Check every line of the entries for "animals", and copy the lines that hold it.

[Extracted records]
# # # #

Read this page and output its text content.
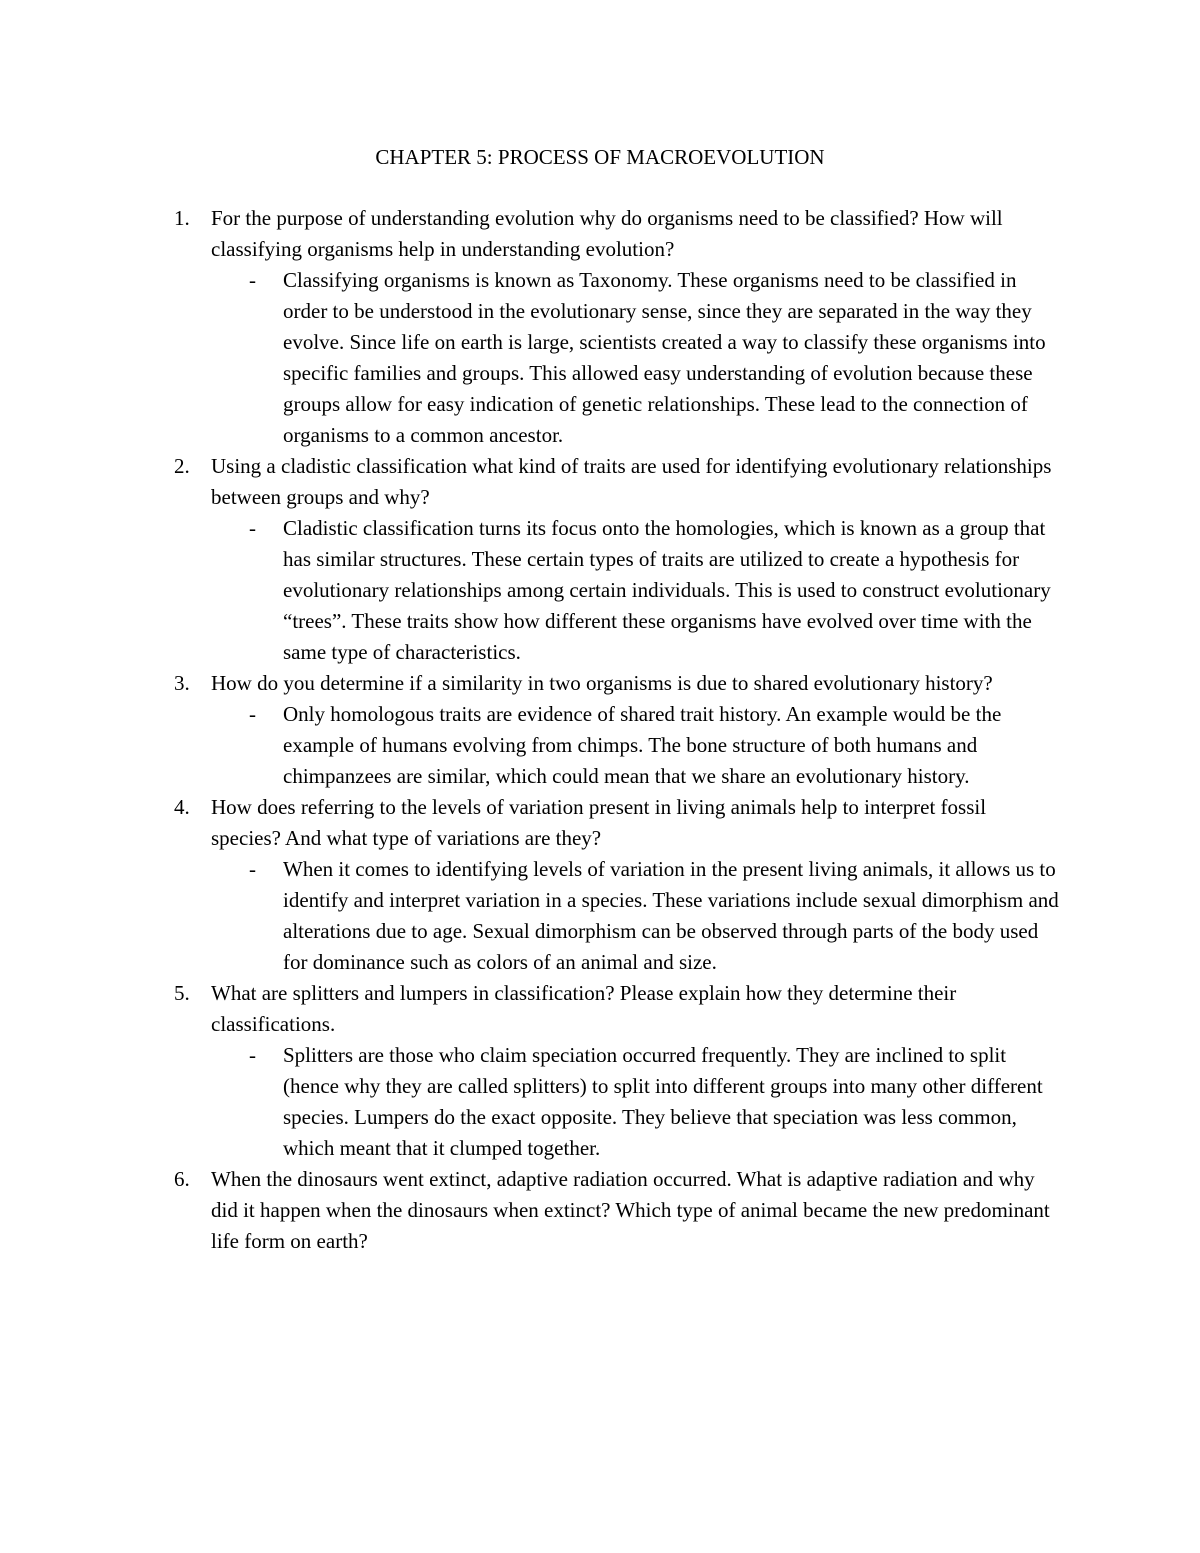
CHAPTER 5: PROCESS OF MACROEVOLUTION
1. For the purpose of understanding evolution why do organisms need to be classified? How will classifying organisms help in understanding evolution?
- Classifying organisms is known as Taxonomy. These organisms need to be classified in order to be understood in the evolutionary sense, since they are separated in the way they evolve. Since life on earth is large, scientists created a way to classify these organisms into specific families and groups. This allowed easy understanding of evolution because these groups allow for easy indication of genetic relationships. These lead to the connection of organisms to a common ancestor.
2. Using a cladistic classification what kind of traits are used for identifying evolutionary relationships between groups and why?
- Cladistic classification turns its focus onto the homologies, which is known as a group that has similar structures. These certain types of traits are utilized to create a hypothesis for evolutionary relationships among certain individuals. This is used to construct evolutionary “trees”. These traits show how different these organisms have evolved over time with the same type of characteristics.
3. How do you determine if a similarity in two organisms is due to shared evolutionary history?
- Only homologous traits are evidence of shared trait history. An example would be the example of humans evolving from chimps. The bone structure of both humans and chimpanzees are similar, which could mean that we share an evolutionary history.
4. How does referring to the levels of variation present in living animals help to interpret fossil species? And what type of variations are they?
- When it comes to identifying levels of variation in the present living animals, it allows us to identify and interpret variation in a species. These variations include sexual dimorphism and alterations due to age. Sexual dimorphism can be observed through parts of the body used for dominance such as colors of an animal and size.
5. What are splitters and lumpers in classification? Please explain how they determine their classifications.
- Splitters are those who claim speciation occurred frequently. They are inclined to split (hence why they are called splitters) to split into different groups into many other different species. Lumpers do the exact opposite. They believe that speciation was less common, which meant that it clumped together.
6. When the dinosaurs went extinct, adaptive radiation occurred. What is adaptive radiation and why did it happen when the dinosaurs when extinct? Which type of animal became the new predominant life form on earth?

# # # #

TASK SOLUTION ->
4. How does referring to the levels of variation present in living animals help to interpret fossil species? And what type of variations are they?
- When it comes to identifying levels of variation in the present living animals, it allows us to identify and interpret variation in a species. These variations include sexual dimorphism and alterations due to age. Sexual dimorphism can be observed through parts of the body used for dominance such as colors of an animal and size.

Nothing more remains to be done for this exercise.